▼

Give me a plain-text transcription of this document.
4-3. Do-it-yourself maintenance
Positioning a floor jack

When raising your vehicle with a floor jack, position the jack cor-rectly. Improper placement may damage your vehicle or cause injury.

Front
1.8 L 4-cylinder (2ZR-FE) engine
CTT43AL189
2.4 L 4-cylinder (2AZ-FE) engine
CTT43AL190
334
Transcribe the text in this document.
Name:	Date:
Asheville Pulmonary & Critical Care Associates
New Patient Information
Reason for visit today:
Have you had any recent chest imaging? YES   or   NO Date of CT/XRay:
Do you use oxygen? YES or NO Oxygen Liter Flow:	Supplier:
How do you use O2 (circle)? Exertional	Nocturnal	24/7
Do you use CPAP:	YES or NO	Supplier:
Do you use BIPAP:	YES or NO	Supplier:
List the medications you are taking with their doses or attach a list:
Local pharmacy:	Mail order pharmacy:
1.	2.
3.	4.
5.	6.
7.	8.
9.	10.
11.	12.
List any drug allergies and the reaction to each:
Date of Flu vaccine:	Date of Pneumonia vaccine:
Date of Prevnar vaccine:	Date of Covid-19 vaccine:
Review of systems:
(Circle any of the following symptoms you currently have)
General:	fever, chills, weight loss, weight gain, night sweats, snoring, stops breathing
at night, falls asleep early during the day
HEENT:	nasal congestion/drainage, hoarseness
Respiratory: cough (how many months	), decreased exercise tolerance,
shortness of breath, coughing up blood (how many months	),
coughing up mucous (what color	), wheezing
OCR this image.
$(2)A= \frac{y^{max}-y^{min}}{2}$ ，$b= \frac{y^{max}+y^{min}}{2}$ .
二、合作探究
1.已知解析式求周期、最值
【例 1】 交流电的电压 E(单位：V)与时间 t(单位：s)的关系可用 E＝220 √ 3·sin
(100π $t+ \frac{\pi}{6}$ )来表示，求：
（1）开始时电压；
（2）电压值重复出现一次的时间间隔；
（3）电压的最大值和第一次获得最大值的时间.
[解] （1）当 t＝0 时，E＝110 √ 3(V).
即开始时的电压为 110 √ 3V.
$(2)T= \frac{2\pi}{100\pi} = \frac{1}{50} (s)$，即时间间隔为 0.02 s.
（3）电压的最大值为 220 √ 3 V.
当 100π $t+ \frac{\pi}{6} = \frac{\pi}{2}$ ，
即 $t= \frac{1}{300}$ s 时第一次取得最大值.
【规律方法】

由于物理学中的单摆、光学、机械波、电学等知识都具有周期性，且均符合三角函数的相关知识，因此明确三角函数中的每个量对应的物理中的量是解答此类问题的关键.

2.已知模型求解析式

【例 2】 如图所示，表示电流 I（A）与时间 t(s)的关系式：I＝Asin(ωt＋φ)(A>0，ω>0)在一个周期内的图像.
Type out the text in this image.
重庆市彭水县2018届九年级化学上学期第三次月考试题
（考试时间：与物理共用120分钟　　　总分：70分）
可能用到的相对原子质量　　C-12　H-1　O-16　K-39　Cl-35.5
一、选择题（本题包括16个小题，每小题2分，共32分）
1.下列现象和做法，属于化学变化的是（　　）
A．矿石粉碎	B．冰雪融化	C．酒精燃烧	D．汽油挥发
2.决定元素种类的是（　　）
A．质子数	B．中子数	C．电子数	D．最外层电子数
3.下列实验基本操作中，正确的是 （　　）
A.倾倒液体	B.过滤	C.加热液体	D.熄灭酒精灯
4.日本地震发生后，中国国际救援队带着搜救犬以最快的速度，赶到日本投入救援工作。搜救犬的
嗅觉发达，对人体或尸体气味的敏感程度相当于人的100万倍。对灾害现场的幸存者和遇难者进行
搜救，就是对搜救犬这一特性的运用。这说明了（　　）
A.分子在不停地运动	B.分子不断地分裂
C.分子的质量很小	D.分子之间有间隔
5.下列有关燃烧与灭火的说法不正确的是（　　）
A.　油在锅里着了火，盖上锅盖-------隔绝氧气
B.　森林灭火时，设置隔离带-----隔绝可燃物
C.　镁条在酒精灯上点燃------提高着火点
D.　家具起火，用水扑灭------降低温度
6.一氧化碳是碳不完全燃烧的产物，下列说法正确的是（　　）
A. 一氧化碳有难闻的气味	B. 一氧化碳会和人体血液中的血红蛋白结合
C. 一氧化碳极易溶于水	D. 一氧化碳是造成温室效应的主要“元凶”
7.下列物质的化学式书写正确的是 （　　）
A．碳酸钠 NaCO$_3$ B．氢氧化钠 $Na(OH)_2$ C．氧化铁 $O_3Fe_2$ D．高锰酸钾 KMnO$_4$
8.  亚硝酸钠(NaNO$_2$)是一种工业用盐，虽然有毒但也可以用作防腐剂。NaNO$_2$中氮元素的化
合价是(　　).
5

▲

**Required task:** Recite the full listing above exactly.

**Written response:**
Give me a plain-text transcription of this document.
4-3. Do-it-yourself maintenance
Positioning a floor jack

When raising your vehicle with a floor jack, position the jack cor-rectly. Improper placement may damage your vehicle or cause injury.

Front
1.8 L 4-cylinder (2ZR-FE) engine
CTT43AL189
2.4 L 4-cylinder (2AZ-FE) engine
CTT43AL190
334
Transcribe the text in this document.
Name:	Date:
Asheville Pulmonary & Critical Care Associates
New Patient Information
Reason for visit today:
Have you had any recent chest imaging? YES   or   NO Date of CT/XRay:
Do you use oxygen? YES or NO Oxygen Liter Flow:	Supplier:
How do you use O2 (circle)? Exertional	Nocturnal	24/7
Do you use CPAP:	YES or NO	Supplier:
Do you use BIPAP:	YES or NO	Supplier:
List the medications you are taking with their doses or attach a list:
Local pharmacy:	Mail order pharmacy:
1.	2.
3.	4.
5.	6.
7.	8.
9.	10.
11.	12.
List any drug allergies and the reaction to each:
Date of Flu vaccine:	Date of Pneumonia vaccine:
Date of Prevnar vaccine:	Date of Covid-19 vaccine:
Review of systems:
(Circle any of the following symptoms you currently have)
General:	fever, chills, weight loss, weight gain, night sweats, snoring, stops breathing
at night, falls asleep early during the day
HEENT:	nasal congestion/drainage, hoarseness
Respiratory: cough (how many months	), decreased exercise tolerance,
shortness of breath, coughing up blood (how many months	),
coughing up mucous (what color	), wheezing
OCR this image.
$(2)A= \frac{y^{max}-y^{min}}{2}$ ，$b= \frac{y^{max}+y^{min}}{2}$ .
二、合作探究
1.已知解析式求周期、最值
【例 1】 交流电的电压 E(单位：V)与时间 t(单位：s)的关系可用 E＝220 √ 3·sin
(100π $t+ \frac{\pi}{6}$ )来表示，求：
（1）开始时电压；
（2）电压值重复出现一次的时间间隔；
（3）电压的最大值和第一次获得最大值的时间.
[解] （1）当 t＝0 时，E＝110 √ 3(V).
即开始时的电压为 110 √ 3V.
$(2)T= \frac{2\pi}{100\pi} = \frac{1}{50} (s)$，即时间间隔为 0.02 s.
（3）电压的最大值为 220 √ 3 V.
当 100π $t+ \frac{\pi}{6} = \frac{\pi}{2}$ ，
即 $t= \frac{1}{300}$ s 时第一次取得最大值.
【规律方法】

由于物理学中的单摆、光学、机械波、电学等知识都具有周期性，且均符合三角函数的相关知识，因此明确三角函数中的每个量对应的物理中的量是解答此类问题的关键.

2.已知模型求解析式

【例 2】 如图所示，表示电流 I（A）与时间 t(s)的关系式：I＝Asin(ωt＋φ)(A>0，ω>0)在一个周期内的图像.
Type out the text in this image.
重庆市彭水县2018届九年级化学上学期第三次月考试题
（考试时间：与物理共用120分钟　　　总分：70分）
可能用到的相对原子质量　　C-12　H-1　O-16　K-39　Cl-35.5
一、选择题（本题包括16个小题，每小题2分，共32分）
1.下列现象和做法，属于化学变化的是（　　）
A．矿石粉碎	B．冰雪融化	C．酒精燃烧	D．汽油挥发
2.决定元素种类的是（　　）
A．质子数	B．中子数	C．电子数	D．最外层电子数
3.下列实验基本操作中，正确的是 （　　）
A.倾倒液体	B.过滤	C.加热液体	D.熄灭酒精灯
4.日本地震发生后，中国国际救援队带着搜救犬以最快的速度，赶到日本投入救援工作。搜救犬的
嗅觉发达，对人体或尸体气味的敏感程度相当于人的100万倍。对灾害现场的幸存者和遇难者进行
搜救，就是对搜救犬这一特性的运用。这说明了（　　）
A.分子在不停地运动	B.分子不断地分裂
C.分子的质量很小	D.分子之间有间隔
5.下列有关燃烧与灭火的说法不正确的是（　　）
A.　油在锅里着了火，盖上锅盖-------隔绝氧气
B.　森林灭火时，设置隔离带-----隔绝可燃物
C.　镁条在酒精灯上点燃------提高着火点
D.　家具起火，用水扑灭------降低温度
6.一氧化碳是碳不完全燃烧的产物，下列说法正确的是（　　）
A. 一氧化碳有难闻的气味	B. 一氧化碳会和人体血液中的血红蛋白结合
C. 一氧化碳极易溶于水	D. 一氧化碳是造成温室效应的主要“元凶”
7.下列物质的化学式书写正确的是 （　　）
A．碳酸钠 NaCO$_3$ B．氢氧化钠 $Na(OH)_2$ C．氧化铁 $O_3Fe_2$ D．高锰酸钾 KMnO$_4$
8.  亚硝酸钠(NaNO$_2$)是一种工业用盐，虽然有毒但也可以用作防腐剂。NaNO$_2$中氮元素的化
合价是(　　).
5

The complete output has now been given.